JOB:
What follows is a block of records; restate each one word for word.

▼

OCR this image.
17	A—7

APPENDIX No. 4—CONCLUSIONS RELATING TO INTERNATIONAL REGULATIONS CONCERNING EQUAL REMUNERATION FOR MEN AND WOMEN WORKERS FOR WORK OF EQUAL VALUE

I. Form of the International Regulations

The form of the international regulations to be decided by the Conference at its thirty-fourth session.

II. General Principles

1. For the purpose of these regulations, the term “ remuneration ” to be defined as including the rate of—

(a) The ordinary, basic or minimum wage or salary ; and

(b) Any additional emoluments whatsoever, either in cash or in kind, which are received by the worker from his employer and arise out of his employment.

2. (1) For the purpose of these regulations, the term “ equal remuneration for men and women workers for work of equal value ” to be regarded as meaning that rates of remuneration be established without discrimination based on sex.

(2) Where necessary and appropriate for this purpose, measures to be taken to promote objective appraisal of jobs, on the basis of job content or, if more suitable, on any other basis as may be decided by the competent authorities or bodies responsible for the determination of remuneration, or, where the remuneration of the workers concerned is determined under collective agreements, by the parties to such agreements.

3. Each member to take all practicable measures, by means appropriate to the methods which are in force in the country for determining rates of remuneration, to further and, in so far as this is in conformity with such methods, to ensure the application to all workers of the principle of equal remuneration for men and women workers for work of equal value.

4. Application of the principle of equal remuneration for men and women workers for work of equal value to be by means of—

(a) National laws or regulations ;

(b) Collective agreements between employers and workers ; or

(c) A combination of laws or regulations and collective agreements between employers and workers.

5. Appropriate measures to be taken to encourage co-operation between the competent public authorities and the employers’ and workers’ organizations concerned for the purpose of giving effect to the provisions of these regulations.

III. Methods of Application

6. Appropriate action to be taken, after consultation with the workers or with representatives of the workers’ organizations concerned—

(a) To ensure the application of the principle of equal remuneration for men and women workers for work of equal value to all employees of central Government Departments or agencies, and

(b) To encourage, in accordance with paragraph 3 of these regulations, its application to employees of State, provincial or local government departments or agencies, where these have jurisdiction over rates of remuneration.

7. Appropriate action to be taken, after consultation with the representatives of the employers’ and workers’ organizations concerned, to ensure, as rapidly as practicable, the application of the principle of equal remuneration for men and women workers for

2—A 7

▲

RESPONSE TO THE EXERCISE:
OCR this image.
17	A—7

APPENDIX No. 4—CONCLUSIONS RELATING TO INTERNATIONAL REGULATIONS CONCERNING EQUAL REMUNERATION FOR MEN AND WOMEN WORKERS FOR WORK OF EQUAL VALUE

I. Form of the International Regulations

The form of the international regulations to be decided by the Conference at its thirty-fourth session.

II. General Principles

1. For the purpose of these regulations, the term “ remuneration ” to be defined as including the rate of—

(a) The ordinary, basic or minimum wage or salary ; and

(b) Any additional emoluments whatsoever, either in cash or in kind, which are received by the worker from his employer and arise out of his employment.

2. (1) For the purpose of these regulations, the term “ equal remuneration for men and women workers for work of equal value ” to be regarded as meaning that rates of remuneration be established without discrimination based on sex.

(2) Where necessary and appropriate for this purpose, measures to be taken to promote objective appraisal of jobs, on the basis of job content or, if more suitable, on any other basis as may be decided by the competent authorities or bodies responsible for the determination of remuneration, or, where the remuneration of the workers concerned is determined under collective agreements, by the parties to such agreements.

3. Each member to take all practicable measures, by means appropriate to the methods which are in force in the country for determining rates of remuneration, to further and, in so far as this is in conformity with such methods, to ensure the application to all workers of the principle of equal remuneration for men and women workers for work of equal value.

4. Application of the principle of equal remuneration for men and women workers for work of equal value to be by means of—

(a) National laws or regulations ;

(b) Collective agreements between employers and workers ; or

(c) A combination of laws or regulations and collective agreements between employers and workers.

5. Appropriate measures to be taken to encourage co-operation between the competent public authorities and the employers’ and workers’ organizations concerned for the purpose of giving effect to the provisions of these regulations.

III. Methods of Application

6. Appropriate action to be taken, after consultation with the workers or with representatives of the workers’ organizations concerned—

(a) To ensure the application of the principle of equal remuneration for men and women workers for work of equal value to all employees of central Government Departments or agencies, and

(b) To encourage, in accordance with paragraph 3 of these regulations, its application to employees of State, provincial or local government departments or agencies, where these have jurisdiction over rates of remuneration.

7. Appropriate action to be taken, after consultation with the representatives of the employers’ and workers’ organizations concerned, to ensure, as rapidly as practicable, the application of the principle of equal remuneration for men and women workers for

2—A 7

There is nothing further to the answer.